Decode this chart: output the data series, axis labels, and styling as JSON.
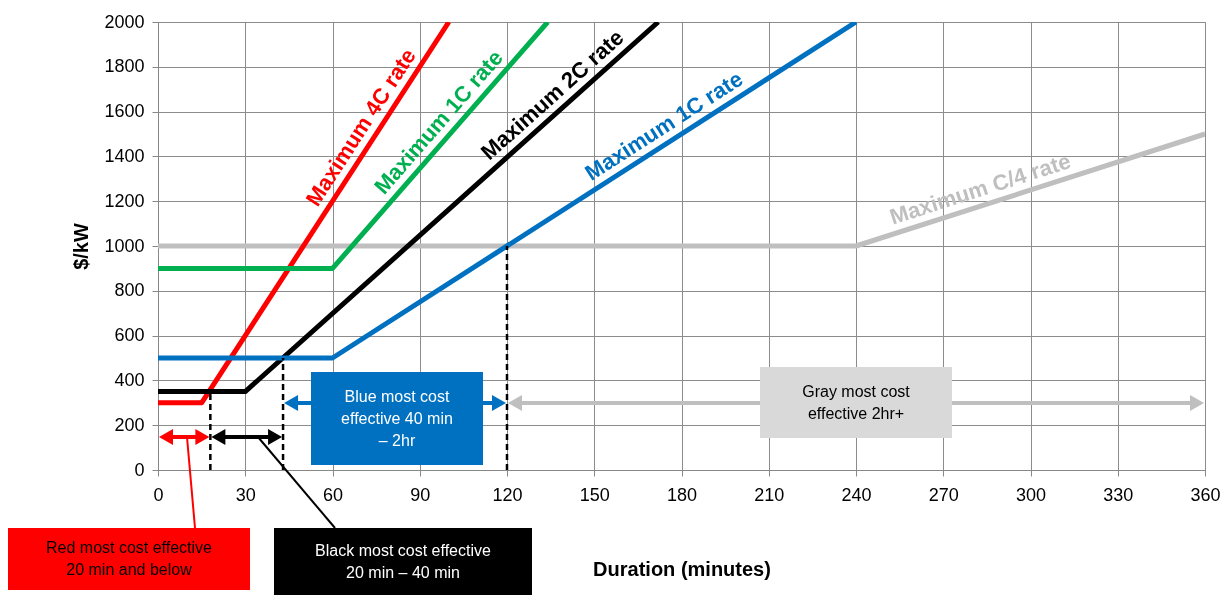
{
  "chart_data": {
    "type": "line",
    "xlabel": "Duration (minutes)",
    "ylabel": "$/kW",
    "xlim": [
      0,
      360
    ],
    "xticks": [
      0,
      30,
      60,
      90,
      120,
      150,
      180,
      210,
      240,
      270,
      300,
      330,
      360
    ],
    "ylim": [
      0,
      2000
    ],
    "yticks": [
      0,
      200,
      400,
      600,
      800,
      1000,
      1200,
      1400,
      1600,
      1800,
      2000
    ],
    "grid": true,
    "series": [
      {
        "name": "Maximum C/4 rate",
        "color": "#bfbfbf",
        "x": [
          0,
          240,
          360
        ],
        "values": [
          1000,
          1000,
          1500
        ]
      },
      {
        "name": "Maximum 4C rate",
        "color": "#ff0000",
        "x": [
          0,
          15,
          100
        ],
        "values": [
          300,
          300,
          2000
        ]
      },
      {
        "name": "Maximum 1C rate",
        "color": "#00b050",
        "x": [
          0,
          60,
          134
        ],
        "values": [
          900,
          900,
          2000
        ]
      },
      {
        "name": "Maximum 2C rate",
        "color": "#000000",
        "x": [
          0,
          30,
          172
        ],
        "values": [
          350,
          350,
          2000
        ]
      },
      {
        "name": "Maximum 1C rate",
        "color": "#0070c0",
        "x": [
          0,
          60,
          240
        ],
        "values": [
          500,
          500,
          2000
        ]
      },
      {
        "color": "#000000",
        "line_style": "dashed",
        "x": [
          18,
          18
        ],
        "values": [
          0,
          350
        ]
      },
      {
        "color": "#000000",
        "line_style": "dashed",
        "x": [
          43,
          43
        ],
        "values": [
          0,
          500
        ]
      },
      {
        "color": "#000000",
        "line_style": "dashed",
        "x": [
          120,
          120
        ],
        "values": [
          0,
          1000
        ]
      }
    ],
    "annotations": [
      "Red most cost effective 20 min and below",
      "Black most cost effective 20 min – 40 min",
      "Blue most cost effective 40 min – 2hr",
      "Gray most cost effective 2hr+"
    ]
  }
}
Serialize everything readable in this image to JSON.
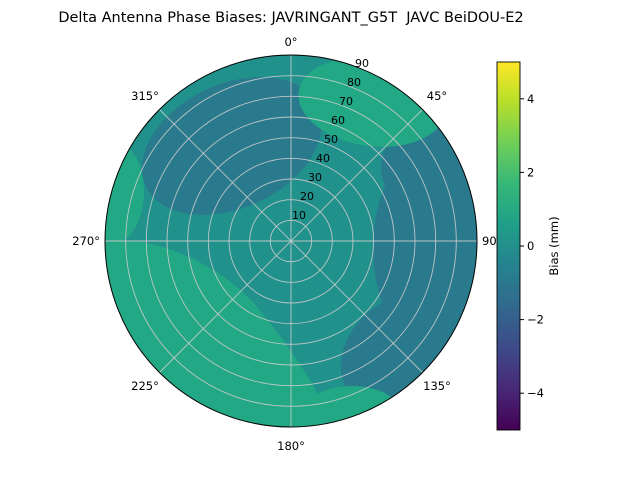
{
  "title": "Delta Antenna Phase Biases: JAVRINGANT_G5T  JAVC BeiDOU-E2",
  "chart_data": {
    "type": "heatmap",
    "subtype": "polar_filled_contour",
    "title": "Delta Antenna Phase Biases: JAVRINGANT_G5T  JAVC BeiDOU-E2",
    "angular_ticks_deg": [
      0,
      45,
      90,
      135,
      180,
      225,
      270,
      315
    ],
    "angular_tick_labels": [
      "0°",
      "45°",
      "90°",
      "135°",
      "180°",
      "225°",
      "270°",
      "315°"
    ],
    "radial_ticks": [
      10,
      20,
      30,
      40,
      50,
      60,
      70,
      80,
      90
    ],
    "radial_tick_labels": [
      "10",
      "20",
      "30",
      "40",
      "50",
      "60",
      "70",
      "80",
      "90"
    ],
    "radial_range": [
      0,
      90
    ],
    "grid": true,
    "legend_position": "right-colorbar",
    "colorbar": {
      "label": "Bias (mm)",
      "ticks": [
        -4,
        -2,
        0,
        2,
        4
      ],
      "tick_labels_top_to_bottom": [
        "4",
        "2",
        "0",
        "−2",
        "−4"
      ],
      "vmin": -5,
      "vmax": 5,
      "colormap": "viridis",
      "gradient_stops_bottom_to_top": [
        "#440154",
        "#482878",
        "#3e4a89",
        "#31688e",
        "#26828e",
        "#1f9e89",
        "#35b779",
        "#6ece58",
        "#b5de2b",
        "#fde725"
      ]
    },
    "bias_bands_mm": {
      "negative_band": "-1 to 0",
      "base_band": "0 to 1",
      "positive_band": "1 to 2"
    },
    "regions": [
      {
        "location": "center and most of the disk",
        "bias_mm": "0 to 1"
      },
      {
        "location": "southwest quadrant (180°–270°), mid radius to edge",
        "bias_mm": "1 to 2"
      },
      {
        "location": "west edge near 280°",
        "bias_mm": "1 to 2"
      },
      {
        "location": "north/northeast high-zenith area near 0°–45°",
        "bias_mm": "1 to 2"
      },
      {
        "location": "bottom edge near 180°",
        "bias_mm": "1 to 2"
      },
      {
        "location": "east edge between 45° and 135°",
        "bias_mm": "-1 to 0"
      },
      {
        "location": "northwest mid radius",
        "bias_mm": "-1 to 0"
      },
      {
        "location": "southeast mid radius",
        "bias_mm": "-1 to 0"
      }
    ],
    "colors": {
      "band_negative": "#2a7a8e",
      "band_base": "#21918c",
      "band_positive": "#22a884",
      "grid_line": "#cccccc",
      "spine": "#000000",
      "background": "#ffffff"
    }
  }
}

...

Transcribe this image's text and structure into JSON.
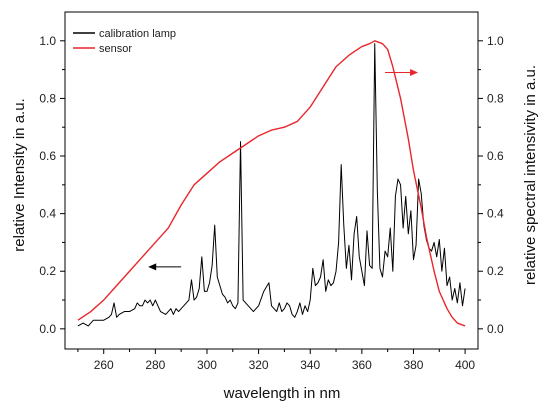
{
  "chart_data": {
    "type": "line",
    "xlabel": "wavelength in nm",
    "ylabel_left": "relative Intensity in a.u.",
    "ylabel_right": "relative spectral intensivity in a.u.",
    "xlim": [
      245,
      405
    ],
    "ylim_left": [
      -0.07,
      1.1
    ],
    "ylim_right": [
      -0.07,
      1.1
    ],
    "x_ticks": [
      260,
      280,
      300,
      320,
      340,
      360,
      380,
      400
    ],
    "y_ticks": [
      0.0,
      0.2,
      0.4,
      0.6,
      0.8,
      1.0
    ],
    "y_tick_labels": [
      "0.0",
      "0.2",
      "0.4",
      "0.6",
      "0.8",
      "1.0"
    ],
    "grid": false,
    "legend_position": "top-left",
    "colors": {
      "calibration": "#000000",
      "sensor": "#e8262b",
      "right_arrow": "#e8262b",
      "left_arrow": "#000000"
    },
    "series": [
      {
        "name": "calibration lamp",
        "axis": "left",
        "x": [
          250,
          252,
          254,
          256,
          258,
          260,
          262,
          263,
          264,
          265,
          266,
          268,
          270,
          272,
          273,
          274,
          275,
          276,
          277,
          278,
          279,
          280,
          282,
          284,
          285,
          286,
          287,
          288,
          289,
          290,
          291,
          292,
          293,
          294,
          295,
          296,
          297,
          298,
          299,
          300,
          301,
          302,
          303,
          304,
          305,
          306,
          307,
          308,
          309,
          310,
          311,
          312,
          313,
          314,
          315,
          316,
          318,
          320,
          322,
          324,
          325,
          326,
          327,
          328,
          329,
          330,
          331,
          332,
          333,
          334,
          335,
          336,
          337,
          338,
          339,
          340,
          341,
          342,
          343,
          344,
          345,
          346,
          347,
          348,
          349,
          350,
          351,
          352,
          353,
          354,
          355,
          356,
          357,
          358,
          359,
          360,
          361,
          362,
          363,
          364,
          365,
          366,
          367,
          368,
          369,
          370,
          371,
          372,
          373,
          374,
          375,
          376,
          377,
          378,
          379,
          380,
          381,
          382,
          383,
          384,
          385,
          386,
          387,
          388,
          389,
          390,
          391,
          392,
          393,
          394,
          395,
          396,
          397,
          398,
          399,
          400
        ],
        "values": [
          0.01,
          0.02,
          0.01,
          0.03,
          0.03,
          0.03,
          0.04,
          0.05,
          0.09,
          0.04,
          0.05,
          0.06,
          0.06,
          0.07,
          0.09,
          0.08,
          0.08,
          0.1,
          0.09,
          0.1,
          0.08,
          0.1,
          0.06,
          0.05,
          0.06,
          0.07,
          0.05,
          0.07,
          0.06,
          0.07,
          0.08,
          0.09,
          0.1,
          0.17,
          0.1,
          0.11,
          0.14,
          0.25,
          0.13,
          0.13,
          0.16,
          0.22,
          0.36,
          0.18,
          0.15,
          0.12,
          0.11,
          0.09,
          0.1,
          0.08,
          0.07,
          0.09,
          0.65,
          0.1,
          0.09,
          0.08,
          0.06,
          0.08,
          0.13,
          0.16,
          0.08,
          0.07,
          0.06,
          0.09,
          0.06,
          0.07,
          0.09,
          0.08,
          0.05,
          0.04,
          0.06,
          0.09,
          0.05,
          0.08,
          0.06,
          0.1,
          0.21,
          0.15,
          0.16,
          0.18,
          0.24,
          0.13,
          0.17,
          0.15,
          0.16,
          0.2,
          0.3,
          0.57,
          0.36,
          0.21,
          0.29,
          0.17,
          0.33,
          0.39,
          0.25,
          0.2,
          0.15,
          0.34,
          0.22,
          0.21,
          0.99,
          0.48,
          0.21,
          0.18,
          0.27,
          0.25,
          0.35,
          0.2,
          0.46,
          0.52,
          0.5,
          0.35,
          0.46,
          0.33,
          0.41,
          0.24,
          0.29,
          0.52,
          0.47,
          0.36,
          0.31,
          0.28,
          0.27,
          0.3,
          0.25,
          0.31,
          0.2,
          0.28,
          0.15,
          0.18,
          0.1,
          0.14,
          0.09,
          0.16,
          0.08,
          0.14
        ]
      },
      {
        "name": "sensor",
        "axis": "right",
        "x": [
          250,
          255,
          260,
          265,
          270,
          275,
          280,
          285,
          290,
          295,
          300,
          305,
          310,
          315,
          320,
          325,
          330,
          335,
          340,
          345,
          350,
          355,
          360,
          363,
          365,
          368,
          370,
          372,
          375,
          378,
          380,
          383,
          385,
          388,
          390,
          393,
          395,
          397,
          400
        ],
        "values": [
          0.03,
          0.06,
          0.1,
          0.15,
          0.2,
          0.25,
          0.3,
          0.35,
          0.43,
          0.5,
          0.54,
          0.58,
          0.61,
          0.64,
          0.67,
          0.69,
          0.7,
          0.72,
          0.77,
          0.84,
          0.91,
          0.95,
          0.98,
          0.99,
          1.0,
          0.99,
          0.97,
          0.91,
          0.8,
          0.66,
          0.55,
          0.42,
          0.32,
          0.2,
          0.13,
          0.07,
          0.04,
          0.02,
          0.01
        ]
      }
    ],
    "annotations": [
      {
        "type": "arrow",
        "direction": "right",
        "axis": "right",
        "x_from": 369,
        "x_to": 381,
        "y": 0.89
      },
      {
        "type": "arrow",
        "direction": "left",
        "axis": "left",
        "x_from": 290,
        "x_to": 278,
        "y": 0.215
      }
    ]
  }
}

* TASK STATEMENT:
Scan the records for the string "colorbar". Copy each line in which it appears.

* ANSWER TO THIS TASK:
    "legend_position": "right-colorbar",
    "colorbar": {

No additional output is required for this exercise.